## WHAT TO WORK ON
Copy out all of the material exactly as presented.

## EXTRACTED INFORMATION
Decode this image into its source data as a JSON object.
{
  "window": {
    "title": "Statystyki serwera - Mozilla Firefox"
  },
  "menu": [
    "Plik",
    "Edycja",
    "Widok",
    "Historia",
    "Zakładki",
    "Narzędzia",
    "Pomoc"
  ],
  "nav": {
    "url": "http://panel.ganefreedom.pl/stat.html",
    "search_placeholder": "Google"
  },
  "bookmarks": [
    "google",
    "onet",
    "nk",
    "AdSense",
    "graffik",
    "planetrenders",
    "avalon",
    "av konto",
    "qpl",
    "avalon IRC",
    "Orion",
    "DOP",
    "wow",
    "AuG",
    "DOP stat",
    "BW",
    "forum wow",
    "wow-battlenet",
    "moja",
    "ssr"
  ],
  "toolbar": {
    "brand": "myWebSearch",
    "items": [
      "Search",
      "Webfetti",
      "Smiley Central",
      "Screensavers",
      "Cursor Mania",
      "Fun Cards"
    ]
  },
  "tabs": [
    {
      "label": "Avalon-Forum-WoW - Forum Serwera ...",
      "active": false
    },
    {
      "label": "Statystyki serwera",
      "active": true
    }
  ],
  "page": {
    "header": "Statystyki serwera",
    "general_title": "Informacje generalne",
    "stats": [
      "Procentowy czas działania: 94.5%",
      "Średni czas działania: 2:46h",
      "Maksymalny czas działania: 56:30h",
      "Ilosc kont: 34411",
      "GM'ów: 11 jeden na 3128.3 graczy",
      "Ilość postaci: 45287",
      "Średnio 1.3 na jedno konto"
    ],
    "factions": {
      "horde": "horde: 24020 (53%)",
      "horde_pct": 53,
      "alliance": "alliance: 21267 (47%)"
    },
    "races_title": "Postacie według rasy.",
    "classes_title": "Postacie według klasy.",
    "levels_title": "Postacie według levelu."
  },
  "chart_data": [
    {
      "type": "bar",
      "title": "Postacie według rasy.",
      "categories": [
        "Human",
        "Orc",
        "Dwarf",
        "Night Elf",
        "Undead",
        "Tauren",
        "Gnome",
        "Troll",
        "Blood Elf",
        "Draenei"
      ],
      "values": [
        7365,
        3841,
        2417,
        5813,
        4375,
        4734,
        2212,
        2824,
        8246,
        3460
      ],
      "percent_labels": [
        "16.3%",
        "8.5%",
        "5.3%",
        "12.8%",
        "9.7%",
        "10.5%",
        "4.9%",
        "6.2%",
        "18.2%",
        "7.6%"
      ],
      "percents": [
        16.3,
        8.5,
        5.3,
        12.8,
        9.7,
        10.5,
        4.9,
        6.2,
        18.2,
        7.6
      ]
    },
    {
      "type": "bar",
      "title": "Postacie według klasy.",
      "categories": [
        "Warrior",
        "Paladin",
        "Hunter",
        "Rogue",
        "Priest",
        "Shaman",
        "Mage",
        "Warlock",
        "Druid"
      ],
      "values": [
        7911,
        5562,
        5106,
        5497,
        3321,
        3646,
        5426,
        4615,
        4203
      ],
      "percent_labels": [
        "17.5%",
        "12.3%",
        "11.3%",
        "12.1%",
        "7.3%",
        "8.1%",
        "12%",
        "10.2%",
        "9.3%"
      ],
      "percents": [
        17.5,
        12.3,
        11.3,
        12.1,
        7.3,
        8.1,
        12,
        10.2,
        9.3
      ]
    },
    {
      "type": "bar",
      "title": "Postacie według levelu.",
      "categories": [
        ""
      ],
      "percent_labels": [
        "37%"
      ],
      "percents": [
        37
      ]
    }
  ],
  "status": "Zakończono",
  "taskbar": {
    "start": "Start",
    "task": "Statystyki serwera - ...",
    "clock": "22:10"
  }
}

## SOLUTION
Decode this image into its source data as a JSON object.
{
  "window": {
    "title": "Statystyki serwera - Mozilla Firefox"
  },
  "menu": [
    "Plik",
    "Edycja",
    "Widok",
    "Historia",
    "Zakładki",
    "Narzędzia",
    "Pomoc"
  ],
  "nav": {
    "url": "http://panel.ganefreedom.pl/stat.html",
    "search_placeholder": "Google"
  },
  "bookmarks": [
    "google",
    "onet",
    "nk",
    "AdSense",
    "graffik",
    "planetrenders",
    "avalon",
    "av konto",
    "qpl",
    "avalon IRC",
    "Orion",
    "DOP",
    "wow",
    "AuG",
    "DOP stat",
    "BW",
    "forum wow",
    "wow-battlenet",
    "moja",
    "ssr"
  ],
  "toolbar": {
    "brand": "myWebSearch",
    "items": [
      "Search",
      "Webfetti",
      "Smiley Central",
      "Screensavers",
      "Cursor Mania",
      "Fun Cards"
    ]
  },
  "tabs": [
    {
      "label": "Avalon-Forum-WoW - Forum Serwera ...",
      "active": false
    },
    {
      "label": "Statystyki serwera",
      "active": true
    }
  ],
  "page": {
    "header": "Statystyki serwera",
    "general_title": "Informacje generalne",
    "stats": [
      "Procentowy czas działania: 94.5%",
      "Średni czas działania: 2:46h",
      "Maksymalny czas działania: 56:30h",
      "Ilosc kont: 34411",
      "GM'ów: 11 jeden na 3128.3 graczy",
      "Ilość postaci: 45287",
      "Średnio 1.3 na jedno konto"
    ],
    "factions": {
      "horde": "horde: 24020 (53%)",
      "horde_pct": 53,
      "alliance": "alliance: 21267 (47%)"
    },
    "races_title": "Postacie według rasy.",
    "classes_title": "Postacie według klasy.",
    "levels_title": "Postacie według levelu."
  },
  "chart_data": [
    {
      "type": "bar",
      "title": "Postacie według rasy.",
      "categories": [
        "Human",
        "Orc",
        "Dwarf",
        "Night Elf",
        "Undead",
        "Tauren",
        "Gnome",
        "Troll",
        "Blood Elf",
        "Draenei"
      ],
      "values": [
        7365,
        3841,
        2417,
        5813,
        4375,
        4734,
        2212,
        2824,
        8246,
        3460
      ],
      "percent_labels": [
        "16.3%",
        "8.5%",
        "5.3%",
        "12.8%",
        "9.7%",
        "10.5%",
        "4.9%",
        "6.2%",
        "18.2%",
        "7.6%"
      ],
      "percents": [
        16.3,
        8.5,
        5.3,
        12.8,
        9.7,
        10.5,
        4.9,
        6.2,
        18.2,
        7.6
      ]
    },
    {
      "type": "bar",
      "title": "Postacie według klasy.",
      "categories": [
        "Warrior",
        "Paladin",
        "Hunter",
        "Rogue",
        "Priest",
        "Shaman",
        "Mage",
        "Warlock",
        "Druid"
      ],
      "values": [
        7911,
        5562,
        5106,
        5497,
        3321,
        3646,
        5426,
        4615,
        4203
      ],
      "percent_labels": [
        "17.5%",
        "12.3%",
        "11.3%",
        "12.1%",
        "7.3%",
        "8.1%",
        "12%",
        "10.2%",
        "9.3%"
      ],
      "percents": [
        17.5,
        12.3,
        11.3,
        12.1,
        7.3,
        8.1,
        12,
        10.2,
        9.3
      ]
    },
    {
      "type": "bar",
      "title": "Postacie według levelu.",
      "categories": [
        ""
      ],
      "percent_labels": [
        "37%"
      ],
      "percents": [
        37
      ]
    }
  ],
  "status": "Zakończono",
  "taskbar": {
    "start": "Start",
    "task": "Statystyki serwera - ...",
    "clock": "22:10"
  }
}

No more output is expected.